Start of STORED DATA
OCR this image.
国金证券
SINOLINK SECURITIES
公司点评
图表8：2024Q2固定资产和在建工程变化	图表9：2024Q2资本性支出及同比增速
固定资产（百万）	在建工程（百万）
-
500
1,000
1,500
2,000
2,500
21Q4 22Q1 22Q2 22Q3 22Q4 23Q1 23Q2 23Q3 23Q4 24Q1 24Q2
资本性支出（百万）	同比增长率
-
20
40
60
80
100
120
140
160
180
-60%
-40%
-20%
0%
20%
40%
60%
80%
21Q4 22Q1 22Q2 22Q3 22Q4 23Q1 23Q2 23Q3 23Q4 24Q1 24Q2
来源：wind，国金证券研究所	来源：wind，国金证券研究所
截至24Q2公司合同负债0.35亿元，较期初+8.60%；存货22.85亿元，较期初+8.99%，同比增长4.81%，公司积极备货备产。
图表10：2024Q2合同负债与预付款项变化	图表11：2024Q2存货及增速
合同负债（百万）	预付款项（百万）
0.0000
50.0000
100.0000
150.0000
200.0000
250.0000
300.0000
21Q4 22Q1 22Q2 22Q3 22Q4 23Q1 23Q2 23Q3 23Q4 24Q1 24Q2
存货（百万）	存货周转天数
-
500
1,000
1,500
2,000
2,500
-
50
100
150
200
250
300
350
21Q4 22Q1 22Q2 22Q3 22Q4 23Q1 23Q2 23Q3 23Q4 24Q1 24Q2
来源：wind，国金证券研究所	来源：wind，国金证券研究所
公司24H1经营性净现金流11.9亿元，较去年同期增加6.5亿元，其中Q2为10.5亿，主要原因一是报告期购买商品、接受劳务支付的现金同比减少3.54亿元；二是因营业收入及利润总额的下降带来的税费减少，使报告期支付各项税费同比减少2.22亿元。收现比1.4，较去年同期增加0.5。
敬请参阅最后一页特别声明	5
End of STORED DATA
THE PROBLEM >> Every line of the records above needs to be given again exactly.

FINISHED TASK >>
OCR this image.
国金证券
SINOLINK SECURITIES
公司点评
图表8：2024Q2固定资产和在建工程变化	图表9：2024Q2资本性支出及同比增速
固定资产（百万）	在建工程（百万）
-
500
1,000
1,500
2,000
2,500
21Q4 22Q1 22Q2 22Q3 22Q4 23Q1 23Q2 23Q3 23Q4 24Q1 24Q2
资本性支出（百万）	同比增长率
-
20
40
60
80
100
120
140
160
180
-60%
-40%
-20%
0%
20%
40%
60%
80%
21Q4 22Q1 22Q2 22Q3 22Q4 23Q1 23Q2 23Q3 23Q4 24Q1 24Q2
来源：wind，国金证券研究所	来源：wind，国金证券研究所
截至24Q2公司合同负债0.35亿元，较期初+8.60%；存货22.85亿元，较期初+8.99%，同比增长4.81%，公司积极备货备产。
图表10：2024Q2合同负债与预付款项变化	图表11：2024Q2存货及增速
合同负债（百万）	预付款项（百万）
0.0000
50.0000
100.0000
150.0000
200.0000
250.0000
300.0000
21Q4 22Q1 22Q2 22Q3 22Q4 23Q1 23Q2 23Q3 23Q4 24Q1 24Q2
存货（百万）	存货周转天数
-
500
1,000
1,500
2,000
2,500
-
50
100
150
200
250
300
350
21Q4 22Q1 22Q2 22Q3 22Q4 23Q1 23Q2 23Q3 23Q4 24Q1 24Q2
来源：wind，国金证券研究所	来源：wind，国金证券研究所
公司24H1经营性净现金流11.9亿元，较去年同期增加6.5亿元，其中Q2为10.5亿，主要原因一是报告期购买商品、接受劳务支付的现金同比减少3.54亿元；二是因营业收入及利润总额的下降带来的税费减少，使报告期支付各项税费同比减少2.22亿元。收现比1.4，较去年同期增加0.5。
敬请参阅最后一页特别声明	5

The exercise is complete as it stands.